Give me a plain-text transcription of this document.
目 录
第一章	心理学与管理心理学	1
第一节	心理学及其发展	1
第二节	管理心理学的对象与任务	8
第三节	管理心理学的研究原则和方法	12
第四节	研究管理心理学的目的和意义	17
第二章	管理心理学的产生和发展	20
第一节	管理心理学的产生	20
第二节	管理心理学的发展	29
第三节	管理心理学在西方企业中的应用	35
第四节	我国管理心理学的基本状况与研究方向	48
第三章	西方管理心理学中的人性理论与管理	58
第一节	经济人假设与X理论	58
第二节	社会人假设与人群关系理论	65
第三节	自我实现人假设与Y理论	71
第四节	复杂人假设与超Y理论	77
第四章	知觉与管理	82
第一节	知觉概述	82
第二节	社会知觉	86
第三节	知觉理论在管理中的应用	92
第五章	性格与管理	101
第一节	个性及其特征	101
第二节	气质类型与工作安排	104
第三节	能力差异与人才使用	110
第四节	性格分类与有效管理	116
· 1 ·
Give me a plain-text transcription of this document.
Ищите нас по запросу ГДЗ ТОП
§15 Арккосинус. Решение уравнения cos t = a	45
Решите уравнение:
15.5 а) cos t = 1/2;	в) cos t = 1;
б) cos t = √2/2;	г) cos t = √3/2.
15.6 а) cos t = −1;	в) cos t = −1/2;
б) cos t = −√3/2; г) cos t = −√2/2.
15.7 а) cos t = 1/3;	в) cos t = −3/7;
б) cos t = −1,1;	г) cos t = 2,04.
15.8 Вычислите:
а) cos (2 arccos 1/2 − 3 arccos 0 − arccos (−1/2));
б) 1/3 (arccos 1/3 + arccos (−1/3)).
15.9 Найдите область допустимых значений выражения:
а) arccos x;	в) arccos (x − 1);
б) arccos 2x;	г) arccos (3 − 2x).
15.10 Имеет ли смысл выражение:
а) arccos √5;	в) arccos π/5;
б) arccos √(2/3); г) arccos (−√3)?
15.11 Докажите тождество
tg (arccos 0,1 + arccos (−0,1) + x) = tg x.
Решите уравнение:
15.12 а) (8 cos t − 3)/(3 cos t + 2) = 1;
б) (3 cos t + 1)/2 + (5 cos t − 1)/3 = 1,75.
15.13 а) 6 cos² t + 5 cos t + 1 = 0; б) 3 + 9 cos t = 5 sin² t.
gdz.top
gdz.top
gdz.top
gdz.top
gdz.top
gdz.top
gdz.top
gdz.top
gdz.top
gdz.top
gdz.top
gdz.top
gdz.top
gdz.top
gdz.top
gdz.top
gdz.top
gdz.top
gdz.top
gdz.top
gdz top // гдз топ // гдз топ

- _Work to be completed_: Write out the entries above once more, without altering anything.

- _Answer for the task_:
Give me a plain-text transcription of this document.
目 录
第一章	心理学与管理心理学	1
第一节	心理学及其发展	1
第二节	管理心理学的对象与任务	8
第三节	管理心理学的研究原则和方法	12
第四节	研究管理心理学的目的和意义	17
第二章	管理心理学的产生和发展	20
第一节	管理心理学的产生	20
第二节	管理心理学的发展	29
第三节	管理心理学在西方企业中的应用	35
第四节	我国管理心理学的基本状况与研究方向	48
第三章	西方管理心理学中的人性理论与管理	58
第一节	经济人假设与X理论	58
第二节	社会人假设与人群关系理论	65
第三节	自我实现人假设与Y理论	71
第四节	复杂人假设与超Y理论	77
第四章	知觉与管理	82
第一节	知觉概述	82
第二节	社会知觉	86
第三节	知觉理论在管理中的应用	92
第五章	性格与管理	101
第一节	个性及其特征	101
第二节	气质类型与工作安排	104
第三节	能力差异与人才使用	110
第四节	性格分类与有效管理	116
· 1 ·
Give me a plain-text transcription of this document.
Ищите нас по запросу ГДЗ ТОП
§15 Арккосинус. Решение уравнения cos t = a	45
Решите уравнение:
15.5 а) cos t = 1/2;	в) cos t = 1;
б) cos t = √2/2;	г) cos t = √3/2.
15.6 а) cos t = −1;	в) cos t = −1/2;
б) cos t = −√3/2; г) cos t = −√2/2.
15.7 а) cos t = 1/3;	в) cos t = −3/7;
б) cos t = −1,1;	г) cos t = 2,04.
15.8 Вычислите:
а) cos (2 arccos 1/2 − 3 arccos 0 − arccos (−1/2));
б) 1/3 (arccos 1/3 + arccos (−1/3)).
15.9 Найдите область допустимых значений выражения:
а) arccos x;	в) arccos (x − 1);
б) arccos 2x;	г) arccos (3 − 2x).
15.10 Имеет ли смысл выражение:
а) arccos √5;	в) arccos π/5;
б) arccos √(2/3); г) arccos (−√3)?
15.11 Докажите тождество
tg (arccos 0,1 + arccos (−0,1) + x) = tg x.
Решите уравнение:
15.12 а) (8 cos t − 3)/(3 cos t + 2) = 1;
б) (3 cos t + 1)/2 + (5 cos t − 1)/3 = 1,75.
15.13 а) 6 cos² t + 5 cos t + 1 = 0; б) 3 + 9 cos t = 5 sin² t.
gdz.top
gdz.top
gdz.top
gdz.top
gdz.top
gdz.top
gdz.top
gdz.top
gdz.top
gdz.top
gdz.top
gdz.top
gdz.top
gdz.top
gdz.top
gdz.top
gdz.top
gdz.top
gdz.top
gdz.top
gdz top // гдз топ // гдз топ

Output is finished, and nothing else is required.